§ STATED TASK: Among the entries below, count the lines where the string "down" occurs, and give only the number.

========

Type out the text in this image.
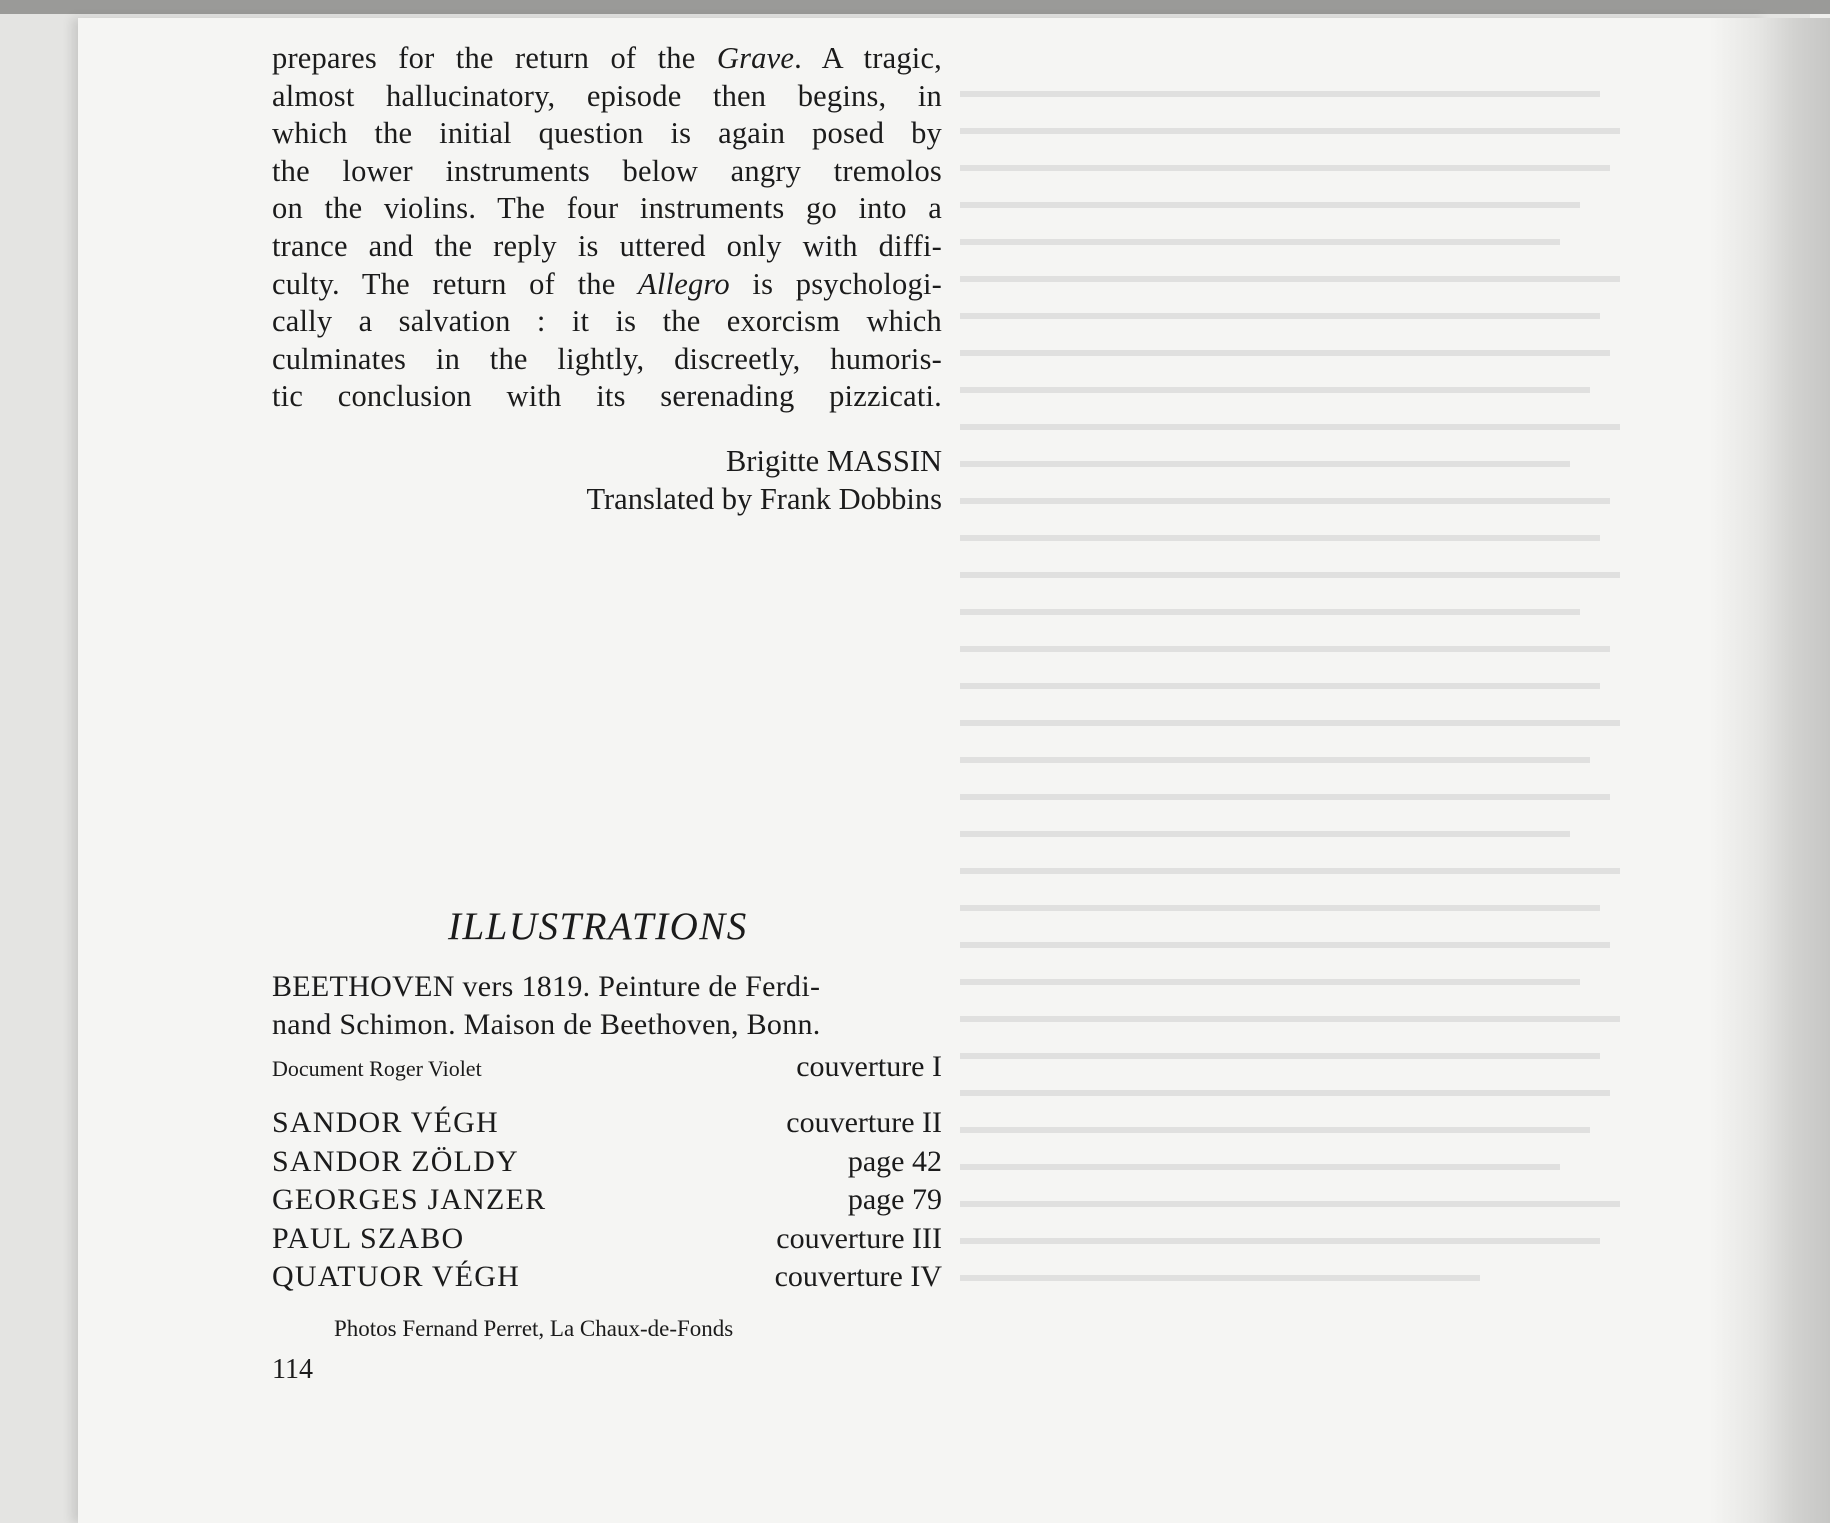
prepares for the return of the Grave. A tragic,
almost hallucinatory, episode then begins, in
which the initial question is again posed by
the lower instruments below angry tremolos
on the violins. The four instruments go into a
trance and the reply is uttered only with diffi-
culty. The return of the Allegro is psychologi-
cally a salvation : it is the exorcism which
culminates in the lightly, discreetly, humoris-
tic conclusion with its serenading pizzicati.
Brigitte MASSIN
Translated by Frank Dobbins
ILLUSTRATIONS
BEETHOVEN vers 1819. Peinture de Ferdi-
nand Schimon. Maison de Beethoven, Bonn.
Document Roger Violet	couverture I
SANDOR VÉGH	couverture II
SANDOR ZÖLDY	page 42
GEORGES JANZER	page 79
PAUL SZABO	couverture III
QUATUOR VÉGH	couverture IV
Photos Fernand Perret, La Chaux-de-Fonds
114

========

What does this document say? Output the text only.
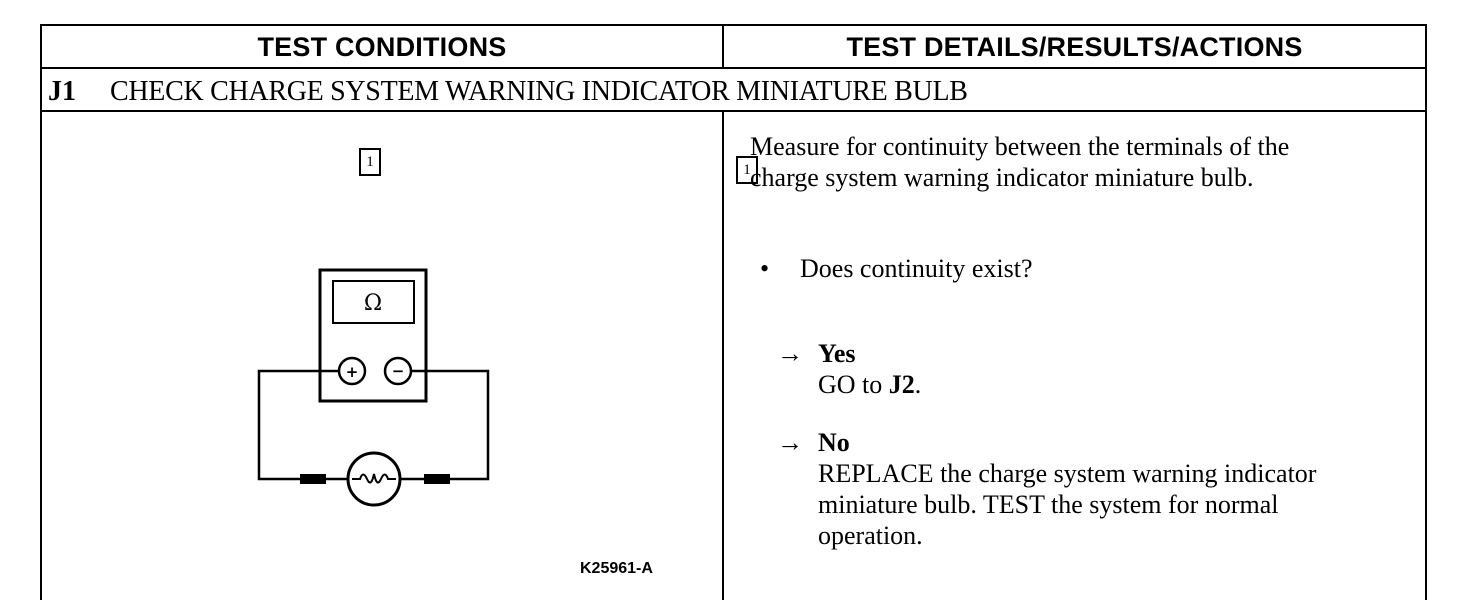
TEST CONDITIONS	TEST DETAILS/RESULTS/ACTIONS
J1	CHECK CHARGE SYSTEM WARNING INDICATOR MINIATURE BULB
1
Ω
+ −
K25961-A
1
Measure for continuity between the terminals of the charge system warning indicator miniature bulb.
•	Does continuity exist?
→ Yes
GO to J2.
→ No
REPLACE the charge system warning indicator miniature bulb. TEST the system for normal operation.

========

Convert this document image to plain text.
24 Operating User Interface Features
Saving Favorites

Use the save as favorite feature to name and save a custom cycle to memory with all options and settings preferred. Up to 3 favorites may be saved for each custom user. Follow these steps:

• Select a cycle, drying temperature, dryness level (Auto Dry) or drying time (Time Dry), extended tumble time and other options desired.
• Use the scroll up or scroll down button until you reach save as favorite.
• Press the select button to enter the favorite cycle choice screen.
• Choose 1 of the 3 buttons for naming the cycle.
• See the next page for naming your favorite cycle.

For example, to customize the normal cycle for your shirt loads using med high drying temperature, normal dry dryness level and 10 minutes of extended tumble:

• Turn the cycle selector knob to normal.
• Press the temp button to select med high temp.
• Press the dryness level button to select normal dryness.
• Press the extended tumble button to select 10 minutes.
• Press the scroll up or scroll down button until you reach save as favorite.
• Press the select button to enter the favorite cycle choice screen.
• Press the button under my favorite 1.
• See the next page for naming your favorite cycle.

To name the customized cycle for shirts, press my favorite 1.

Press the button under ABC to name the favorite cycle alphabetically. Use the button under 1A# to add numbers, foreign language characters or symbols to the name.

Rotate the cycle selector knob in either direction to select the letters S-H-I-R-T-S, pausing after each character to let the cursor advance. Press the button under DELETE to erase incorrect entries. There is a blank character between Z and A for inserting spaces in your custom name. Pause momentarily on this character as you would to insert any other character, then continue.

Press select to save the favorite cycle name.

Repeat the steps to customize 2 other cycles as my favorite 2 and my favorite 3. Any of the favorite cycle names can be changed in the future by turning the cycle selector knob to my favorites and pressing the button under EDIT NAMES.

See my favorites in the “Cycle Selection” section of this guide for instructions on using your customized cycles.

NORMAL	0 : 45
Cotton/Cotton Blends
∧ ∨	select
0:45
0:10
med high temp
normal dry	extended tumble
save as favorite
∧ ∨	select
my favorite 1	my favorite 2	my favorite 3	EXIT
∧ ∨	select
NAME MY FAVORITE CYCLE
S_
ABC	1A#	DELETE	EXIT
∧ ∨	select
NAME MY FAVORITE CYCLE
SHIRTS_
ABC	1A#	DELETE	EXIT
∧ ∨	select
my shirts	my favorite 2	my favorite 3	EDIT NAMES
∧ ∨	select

========

§ ANSWER TO THIS EXERCISE: 2